Go through the material below and copy each line where the word "values" appears.

* * * * * * *

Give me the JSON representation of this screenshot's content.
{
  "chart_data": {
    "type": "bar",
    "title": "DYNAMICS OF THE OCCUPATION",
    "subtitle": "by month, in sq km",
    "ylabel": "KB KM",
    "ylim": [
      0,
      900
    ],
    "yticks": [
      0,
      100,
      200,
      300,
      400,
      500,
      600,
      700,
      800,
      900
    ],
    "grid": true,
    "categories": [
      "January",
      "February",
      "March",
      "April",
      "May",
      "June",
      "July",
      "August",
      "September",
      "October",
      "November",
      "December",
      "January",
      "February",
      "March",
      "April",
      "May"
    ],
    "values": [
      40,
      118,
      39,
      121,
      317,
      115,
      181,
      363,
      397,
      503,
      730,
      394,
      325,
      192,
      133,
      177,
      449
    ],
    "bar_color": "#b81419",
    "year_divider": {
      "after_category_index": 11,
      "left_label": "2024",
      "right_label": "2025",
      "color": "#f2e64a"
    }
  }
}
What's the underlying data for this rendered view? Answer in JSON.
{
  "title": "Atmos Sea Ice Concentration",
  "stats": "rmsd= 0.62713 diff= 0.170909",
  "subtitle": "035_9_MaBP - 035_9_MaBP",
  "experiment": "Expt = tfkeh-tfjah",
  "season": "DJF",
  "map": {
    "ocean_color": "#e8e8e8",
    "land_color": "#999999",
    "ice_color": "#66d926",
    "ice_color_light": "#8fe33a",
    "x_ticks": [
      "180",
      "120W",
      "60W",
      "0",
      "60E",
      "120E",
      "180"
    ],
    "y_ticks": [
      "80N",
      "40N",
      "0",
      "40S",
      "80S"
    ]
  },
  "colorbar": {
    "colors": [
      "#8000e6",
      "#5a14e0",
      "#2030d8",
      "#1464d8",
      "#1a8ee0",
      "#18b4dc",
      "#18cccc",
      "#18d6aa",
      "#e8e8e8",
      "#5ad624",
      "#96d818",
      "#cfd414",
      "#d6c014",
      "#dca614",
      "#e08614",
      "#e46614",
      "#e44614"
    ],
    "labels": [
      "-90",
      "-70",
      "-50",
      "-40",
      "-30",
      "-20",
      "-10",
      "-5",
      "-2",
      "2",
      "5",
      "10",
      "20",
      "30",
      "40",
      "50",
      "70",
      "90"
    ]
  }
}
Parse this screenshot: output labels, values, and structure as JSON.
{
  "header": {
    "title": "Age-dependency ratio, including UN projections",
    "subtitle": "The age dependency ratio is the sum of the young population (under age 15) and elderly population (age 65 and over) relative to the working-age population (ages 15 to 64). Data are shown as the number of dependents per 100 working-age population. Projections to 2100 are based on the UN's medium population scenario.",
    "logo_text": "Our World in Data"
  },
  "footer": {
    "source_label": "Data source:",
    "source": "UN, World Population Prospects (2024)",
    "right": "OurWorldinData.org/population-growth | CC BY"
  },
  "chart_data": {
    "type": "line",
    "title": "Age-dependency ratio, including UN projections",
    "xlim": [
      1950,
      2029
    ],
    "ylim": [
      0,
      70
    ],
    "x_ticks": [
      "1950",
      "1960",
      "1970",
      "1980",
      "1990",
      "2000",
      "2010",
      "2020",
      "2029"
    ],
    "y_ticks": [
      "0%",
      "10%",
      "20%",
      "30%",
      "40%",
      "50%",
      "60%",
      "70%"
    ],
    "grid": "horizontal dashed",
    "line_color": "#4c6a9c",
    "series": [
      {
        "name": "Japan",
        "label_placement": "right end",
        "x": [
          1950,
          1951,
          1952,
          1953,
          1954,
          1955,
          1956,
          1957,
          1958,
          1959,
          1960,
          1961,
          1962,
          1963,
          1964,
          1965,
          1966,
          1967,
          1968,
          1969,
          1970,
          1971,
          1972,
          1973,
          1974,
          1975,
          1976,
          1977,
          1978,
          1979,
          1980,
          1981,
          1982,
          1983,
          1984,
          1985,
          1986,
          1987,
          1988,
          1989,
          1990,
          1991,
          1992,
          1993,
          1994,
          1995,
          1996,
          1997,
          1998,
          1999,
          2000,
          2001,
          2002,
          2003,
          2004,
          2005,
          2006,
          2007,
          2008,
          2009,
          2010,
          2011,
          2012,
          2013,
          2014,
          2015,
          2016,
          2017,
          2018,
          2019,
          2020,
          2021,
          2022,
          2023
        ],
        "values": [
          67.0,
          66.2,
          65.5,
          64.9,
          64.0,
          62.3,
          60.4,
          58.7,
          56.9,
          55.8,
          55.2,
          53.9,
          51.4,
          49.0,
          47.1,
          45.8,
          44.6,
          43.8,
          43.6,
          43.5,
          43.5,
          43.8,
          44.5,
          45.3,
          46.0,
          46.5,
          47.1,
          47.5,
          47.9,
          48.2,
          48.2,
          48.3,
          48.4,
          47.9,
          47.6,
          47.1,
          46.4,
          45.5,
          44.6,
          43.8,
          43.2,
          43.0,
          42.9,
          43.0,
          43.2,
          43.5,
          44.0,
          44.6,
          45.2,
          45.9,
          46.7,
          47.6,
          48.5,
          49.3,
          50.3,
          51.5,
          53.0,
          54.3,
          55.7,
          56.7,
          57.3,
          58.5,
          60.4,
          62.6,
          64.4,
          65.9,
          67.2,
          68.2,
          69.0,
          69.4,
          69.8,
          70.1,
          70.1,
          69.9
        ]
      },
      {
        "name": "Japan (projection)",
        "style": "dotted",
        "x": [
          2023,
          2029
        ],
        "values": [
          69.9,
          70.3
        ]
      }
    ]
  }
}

* * * * * * *

TASK SOLUTION
    "values": [
Parse this screenshot: output labels, values, and structure as JSON.
        "values": [
        "values": [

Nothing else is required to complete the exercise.